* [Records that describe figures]

——————

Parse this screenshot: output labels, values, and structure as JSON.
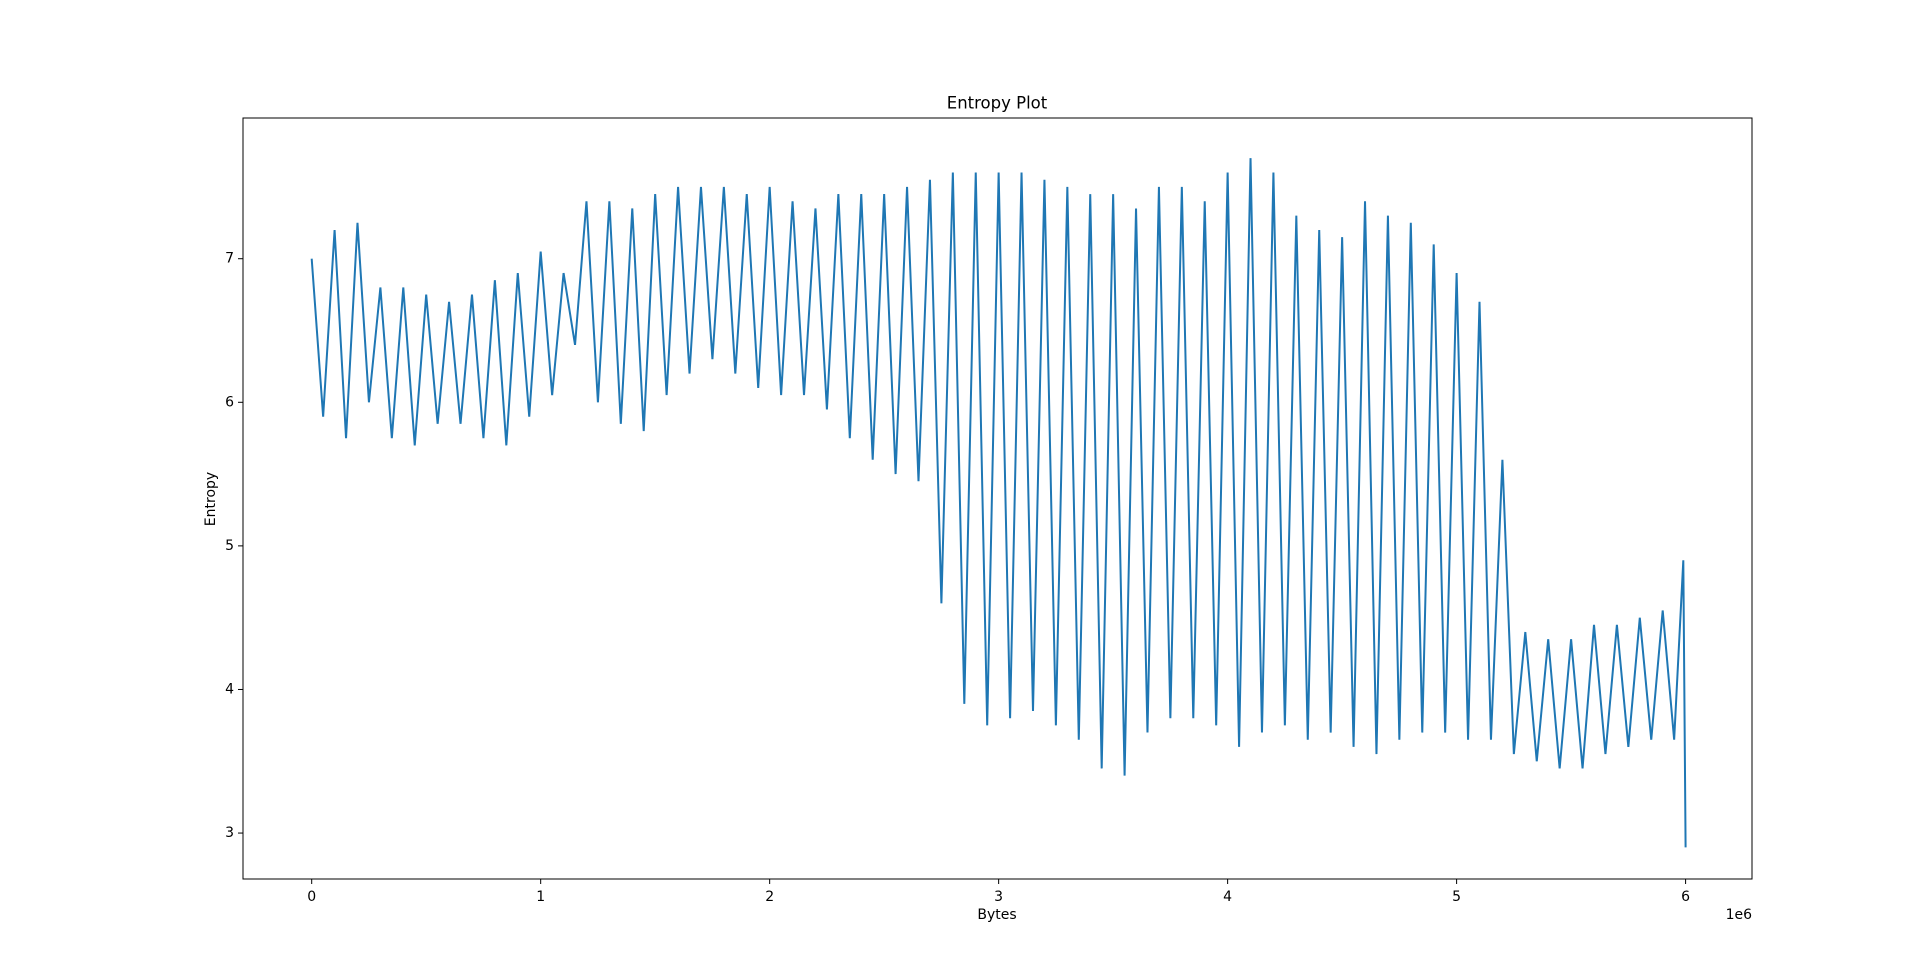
{
  "chart_data": {
    "type": "line",
    "title": "Entropy Plot",
    "x_label": "Bytes",
    "y_label": "Entropy",
    "x_offset_label": "1e6",
    "xlim": [
      -300000,
      6290000
    ],
    "ylim": [
      2.68,
      7.98
    ],
    "xticks": [
      {
        "value": 0,
        "label": "0"
      },
      {
        "value": 1000000,
        "label": "1"
      },
      {
        "value": 2000000,
        "label": "2"
      },
      {
        "value": 3000000,
        "label": "3"
      },
      {
        "value": 4000000,
        "label": "4"
      },
      {
        "value": 5000000,
        "label": "5"
      },
      {
        "value": 6000000,
        "label": "6"
      }
    ],
    "yticks": [
      3,
      4,
      5,
      6,
      7
    ],
    "grid": false,
    "x": [
      0,
      50000,
      100000,
      150000,
      200000,
      250000,
      300000,
      350000,
      400000,
      450000,
      500000,
      550000,
      600000,
      650000,
      700000,
      750000,
      800000,
      850000,
      900000,
      950000,
      1000000,
      1050000,
      1100000,
      1150000,
      1200000,
      1250000,
      1300000,
      1350000,
      1400000,
      1450000,
      1500000,
      1550000,
      1600000,
      1650000,
      1700000,
      1750000,
      1800000,
      1850000,
      1900000,
      1950000,
      2000000,
      2050000,
      2100000,
      2150000,
      2200000,
      2250000,
      2300000,
      2350000,
      2400000,
      2450000,
      2500000,
      2550000,
      2600000,
      2650000,
      2700000,
      2750000,
      2800000,
      2850000,
      2900000,
      2950000,
      3000000,
      3050000,
      3100000,
      3150000,
      3200000,
      3250000,
      3300000,
      3350000,
      3400000,
      3450000,
      3500000,
      3550000,
      3600000,
      3650000,
      3700000,
      3750000,
      3800000,
      3850000,
      3900000,
      3950000,
      4000000,
      4050000,
      4100000,
      4150000,
      4200000,
      4250000,
      4300000,
      4350000,
      4400000,
      4450000,
      4500000,
      4550000,
      4600000,
      4650000,
      4700000,
      4750000,
      4800000,
      4850000,
      4900000,
      4950000,
      5000000,
      5050000,
      5100000,
      5150000,
      5200000,
      5250000,
      5300000,
      5350000,
      5400000,
      5450000,
      5500000,
      5550000,
      5600000,
      5650000,
      5700000,
      5750000,
      5800000,
      5850000,
      5900000,
      5950000,
      5990000,
      6000000
    ],
    "series": [
      {
        "color": "#1f77b4",
        "values": [
          7.0,
          5.9,
          7.2,
          5.75,
          7.25,
          6.0,
          6.8,
          5.75,
          6.8,
          5.7,
          6.75,
          5.85,
          6.7,
          5.85,
          6.75,
          5.75,
          6.85,
          5.7,
          6.9,
          5.9,
          7.05,
          6.05,
          6.9,
          6.4,
          7.4,
          6.0,
          7.4,
          5.85,
          7.35,
          5.8,
          7.45,
          6.05,
          7.5,
          6.2,
          7.5,
          6.3,
          7.5,
          6.2,
          7.45,
          6.1,
          7.5,
          6.05,
          7.4,
          6.05,
          7.35,
          5.95,
          7.45,
          5.75,
          7.45,
          5.6,
          7.45,
          5.5,
          7.5,
          5.45,
          7.55,
          4.6,
          7.6,
          3.9,
          7.6,
          3.75,
          7.6,
          3.8,
          7.6,
          3.85,
          7.55,
          3.75,
          7.5,
          3.65,
          7.45,
          3.45,
          7.45,
          3.4,
          7.35,
          3.7,
          7.5,
          3.8,
          7.5,
          3.8,
          7.4,
          3.75,
          7.6,
          3.6,
          7.7,
          3.7,
          7.6,
          3.75,
          7.3,
          3.65,
          7.2,
          3.7,
          7.15,
          3.6,
          7.4,
          3.55,
          7.3,
          3.65,
          7.25,
          3.7,
          7.1,
          3.7,
          6.9,
          3.65,
          6.7,
          3.65,
          5.6,
          3.55,
          4.4,
          3.5,
          4.35,
          3.45,
          4.35,
          3.45,
          4.45,
          3.55,
          4.45,
          3.6,
          4.5,
          3.65,
          4.55,
          3.65,
          4.9,
          2.9
        ]
      }
    ]
  }
}
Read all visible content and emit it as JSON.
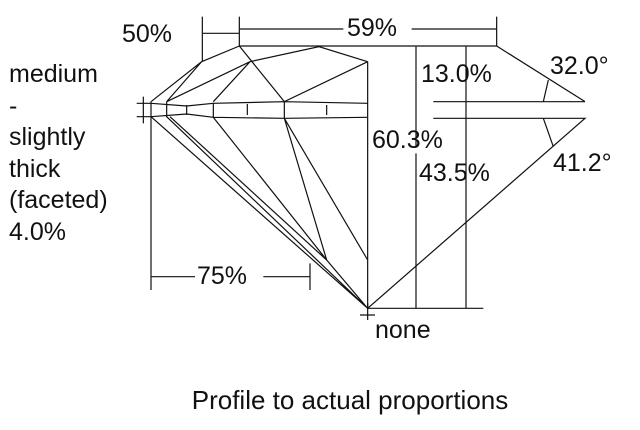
{
  "diagram": {
    "labels": {
      "crown_star": "50%",
      "table": "59%",
      "crown_height": "13.0%",
      "crown_angle": "32.0°",
      "total_depth": "60.3%",
      "pavilion_depth": "43.5%",
      "pavilion_angle": "41.2°",
      "lower_half": "75%",
      "culet": "none"
    },
    "girdle": [
      "medium",
      "-",
      "slightly",
      "thick",
      "(faceted)",
      "4.0%"
    ],
    "caption": "Profile to actual proportions",
    "line_color": "#111111"
  }
}
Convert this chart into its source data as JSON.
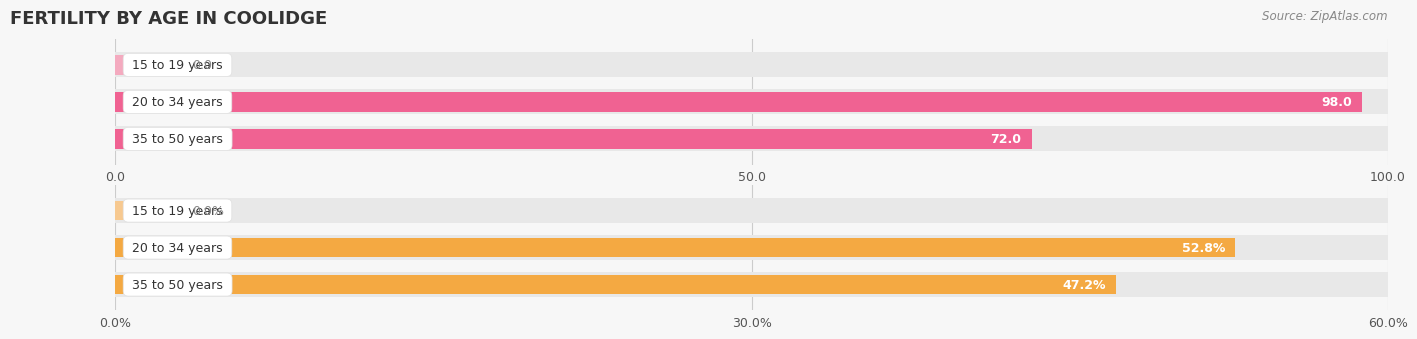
{
  "title": "FERTILITY BY AGE IN COOLIDGE",
  "source": "Source: ZipAtlas.com",
  "top_chart": {
    "categories": [
      "15 to 19 years",
      "20 to 34 years",
      "35 to 50 years"
    ],
    "values": [
      0.0,
      98.0,
      72.0
    ],
    "xlim": [
      0.0,
      100.0
    ],
    "xticks": [
      0.0,
      50.0,
      100.0
    ],
    "bar_color": "#F06292",
    "bar_color_light": "#F4AABF",
    "track_color": "#E8E8E8"
  },
  "bottom_chart": {
    "categories": [
      "15 to 19 years",
      "20 to 34 years",
      "35 to 50 years"
    ],
    "values": [
      0.0,
      52.8,
      47.2
    ],
    "xlim": [
      0.0,
      60.0
    ],
    "xticks": [
      0.0,
      30.0,
      60.0
    ],
    "bar_color": "#F4A942",
    "bar_color_light": "#F7C990",
    "track_color": "#E8E8E8"
  },
  "bg_color": "#F7F7F7",
  "label_bg_color": "#FFFFFF",
  "label_border_color": "#E0E0E0",
  "title_fontsize": 13,
  "label_fontsize": 9,
  "tick_fontsize": 9,
  "value_fontsize": 9
}
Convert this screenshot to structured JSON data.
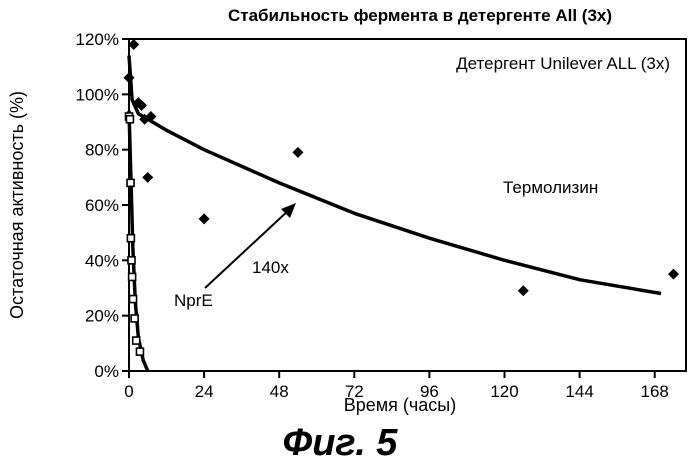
{
  "figure_caption": "Фиг. 5",
  "chart_data": {
    "type": "scatter",
    "title": "Стабильность фермента в детергенте All (3x)",
    "xlabel": "Время (часы)",
    "ylabel": "Остаточная активность (%)",
    "xlim": [
      0,
      178
    ],
    "ylim": [
      0,
      120
    ],
    "x_ticks": [
      0,
      24,
      48,
      72,
      96,
      120,
      144,
      168
    ],
    "x_tick_labels": [
      "0",
      "24",
      "48",
      "72",
      "96",
      "120",
      "144",
      "168"
    ],
    "y_ticks": [
      0,
      20,
      40,
      60,
      80,
      100,
      120
    ],
    "y_tick_labels": [
      "0%",
      "20%",
      "40%",
      "60%",
      "80%",
      "100%",
      "120%"
    ],
    "grid": false,
    "series": [
      {
        "name": "Термолизин",
        "marker": "diamond",
        "color": "#000000",
        "points": [
          {
            "x": 0,
            "y": 106
          },
          {
            "x": 1.5,
            "y": 118
          },
          {
            "x": 3,
            "y": 97
          },
          {
            "x": 4,
            "y": 96
          },
          {
            "x": 5,
            "y": 91
          },
          {
            "x": 6,
            "y": 70
          },
          {
            "x": 7,
            "y": 92
          },
          {
            "x": 24,
            "y": 55
          },
          {
            "x": 54,
            "y": 79
          },
          {
            "x": 126,
            "y": 29
          },
          {
            "x": 174,
            "y": 35
          }
        ],
        "fit": [
          {
            "x": 0,
            "y": 114
          },
          {
            "x": 1,
            "y": 98
          },
          {
            "x": 3,
            "y": 93
          },
          {
            "x": 6,
            "y": 91
          },
          {
            "x": 12,
            "y": 87
          },
          {
            "x": 24,
            "y": 80
          },
          {
            "x": 48,
            "y": 68
          },
          {
            "x": 72,
            "y": 57
          },
          {
            "x": 96,
            "y": 48
          },
          {
            "x": 120,
            "y": 40
          },
          {
            "x": 144,
            "y": 33
          },
          {
            "x": 170,
            "y": 28
          }
        ]
      },
      {
        "name": "NprE",
        "marker": "square-open",
        "color": "#000000",
        "points": [
          {
            "x": 0,
            "y": 92
          },
          {
            "x": 0.3,
            "y": 91
          },
          {
            "x": 0.5,
            "y": 68
          },
          {
            "x": 0.6,
            "y": 48
          },
          {
            "x": 0.8,
            "y": 40
          },
          {
            "x": 1,
            "y": 34
          },
          {
            "x": 1.3,
            "y": 26
          },
          {
            "x": 1.8,
            "y": 19
          },
          {
            "x": 2.3,
            "y": 11
          },
          {
            "x": 3.5,
            "y": 7
          }
        ],
        "fit": [
          {
            "x": 0,
            "y": 94
          },
          {
            "x": 0.6,
            "y": 70
          },
          {
            "x": 1.2,
            "y": 45
          },
          {
            "x": 2,
            "y": 25
          },
          {
            "x": 3,
            "y": 12
          },
          {
            "x": 4.5,
            "y": 4
          },
          {
            "x": 6,
            "y": 0
          }
        ]
      }
    ],
    "annotations": [
      {
        "text": "Детергент Unilever ALL (3x)"
      },
      {
        "text": "Термолизин"
      },
      {
        "text": "NprE"
      },
      {
        "text": "140x",
        "arrow": true
      }
    ]
  }
}
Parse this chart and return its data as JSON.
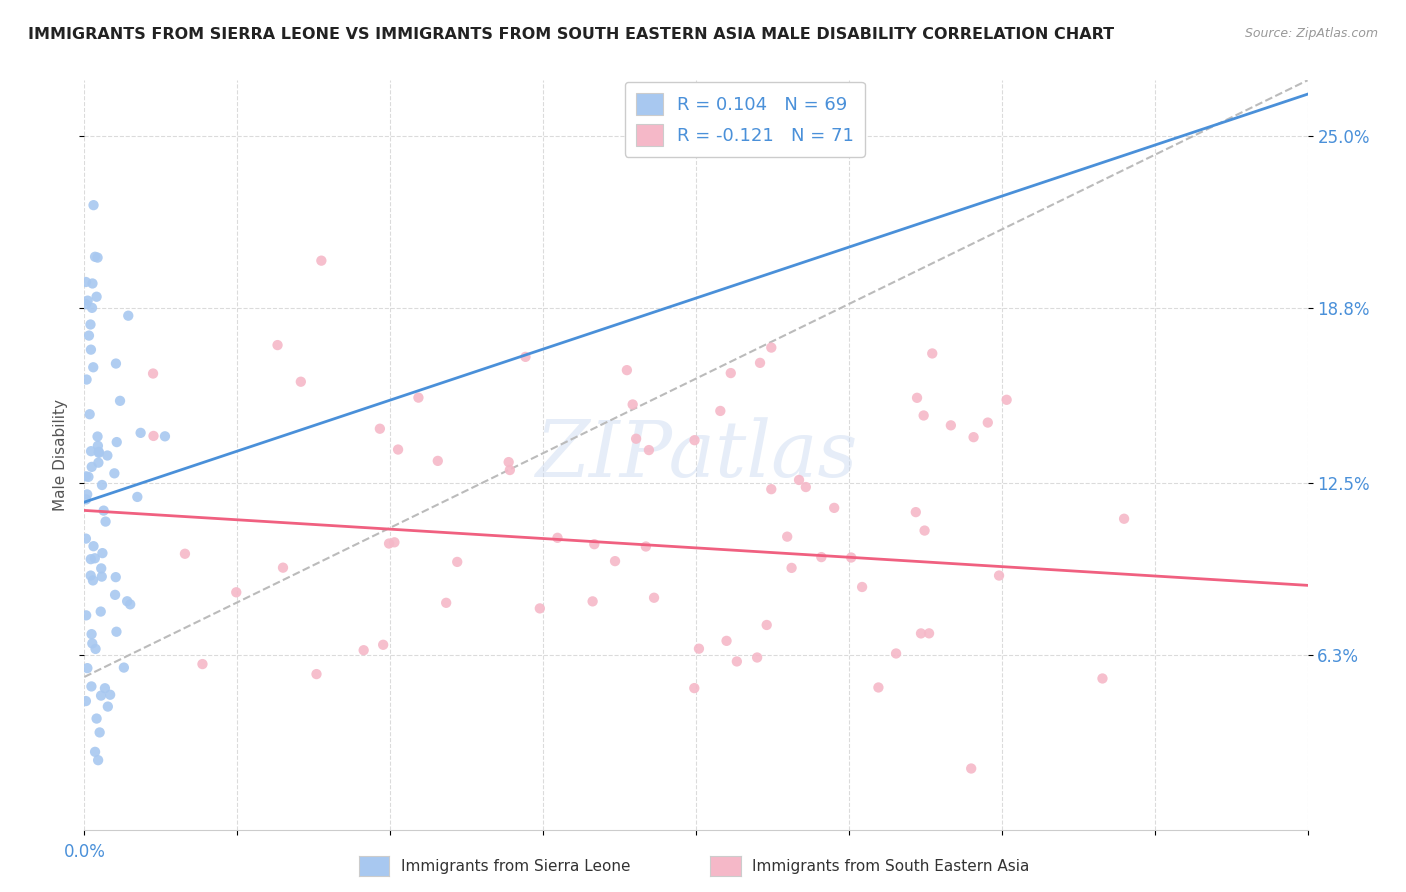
{
  "title": "IMMIGRANTS FROM SIERRA LEONE VS IMMIGRANTS FROM SOUTH EASTERN ASIA MALE DISABILITY CORRELATION CHART",
  "source": "Source: ZipAtlas.com",
  "ylabel": "Male Disability",
  "ytick_labels": [
    "25.0%",
    "18.8%",
    "12.5%",
    "6.3%"
  ],
  "ytick_values": [
    0.25,
    0.188,
    0.125,
    0.063
  ],
  "color_blue": "#a8c8f0",
  "color_pink": "#f5b8c8",
  "color_blue_dark": "#4a90d9",
  "color_pink_dark": "#f06080",
  "color_dashed": "#bbbbbb",
  "watermark": "ZIPatlas",
  "xmin": 0.0,
  "xmax": 0.8,
  "ymin": 0.0,
  "ymax": 0.27,
  "blue_trend": [
    0.118,
    0.265
  ],
  "pink_trend": [
    0.115,
    0.088
  ],
  "dashed_trend": [
    0.055,
    0.27
  ]
}
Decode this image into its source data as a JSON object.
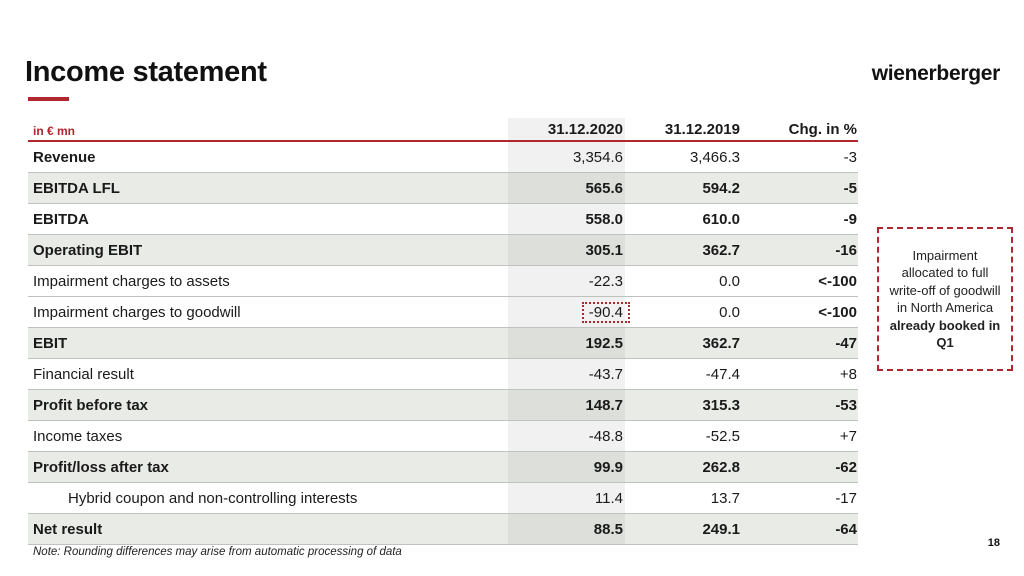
{
  "slide": {
    "title": "Income statement",
    "logo": "wienerberger",
    "page_number": "18",
    "note": "Note: Rounding differences may arise from automatic processing of data"
  },
  "table": {
    "unit_label": "in € mn",
    "columns": [
      "31.12.2020",
      "31.12.2019",
      "Chg. in %"
    ],
    "rows": [
      {
        "label": "Revenue",
        "v2020": "3,354.6",
        "v2019": "3,466.3",
        "chg": "-3"
      },
      {
        "label": "EBITDA LFL",
        "v2020": "565.6",
        "v2019": "594.2",
        "chg": "-5"
      },
      {
        "label": "EBITDA",
        "v2020": "558.0",
        "v2019": "610.0",
        "chg": "-9"
      },
      {
        "label": "Operating EBIT",
        "v2020": "305.1",
        "v2019": "362.7",
        "chg": "-16"
      },
      {
        "label": "Impairment charges to assets",
        "v2020": "-22.3",
        "v2019": "0.0",
        "chg": "<-100"
      },
      {
        "label": "Impairment charges to goodwill",
        "v2020": "-90.4",
        "v2019": "0.0",
        "chg": "<-100"
      },
      {
        "label": "EBIT",
        "v2020": "192.5",
        "v2019": "362.7",
        "chg": "-47"
      },
      {
        "label": "Financial result",
        "v2020": "-43.7",
        "v2019": "-47.4",
        "chg": "+8"
      },
      {
        "label": "Profit before tax",
        "v2020": "148.7",
        "v2019": "315.3",
        "chg": "-53"
      },
      {
        "label": "Income taxes",
        "v2020": "-48.8",
        "v2019": "-52.5",
        "chg": "+7"
      },
      {
        "label": "Profit/loss after tax",
        "v2020": "99.9",
        "v2019": "262.8",
        "chg": "-62"
      },
      {
        "label": "Hybrid coupon and non-controlling interests",
        "v2020": "11.4",
        "v2019": "13.7",
        "chg": "-17"
      },
      {
        "label": "Net result",
        "v2020": "88.5",
        "v2019": "249.1",
        "chg": "-64"
      }
    ]
  },
  "annotation": {
    "text_regular": "Impairment allocated to full write-off of goodwill in North America",
    "text_bold": "already booked in Q1"
  },
  "colors": {
    "accent_red": "#AF272F",
    "row_shade": "#e9ebe7",
    "column_shade": "rgba(110,120,110,0.10)"
  }
}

——————

* [PROBLEM TO WORK ON] Look through the listing above. Pick out each line with "result" and copy it.

* [OUTPUT OF THE EXERCISE]
        "label": "Financial result",
        "label": "Net result",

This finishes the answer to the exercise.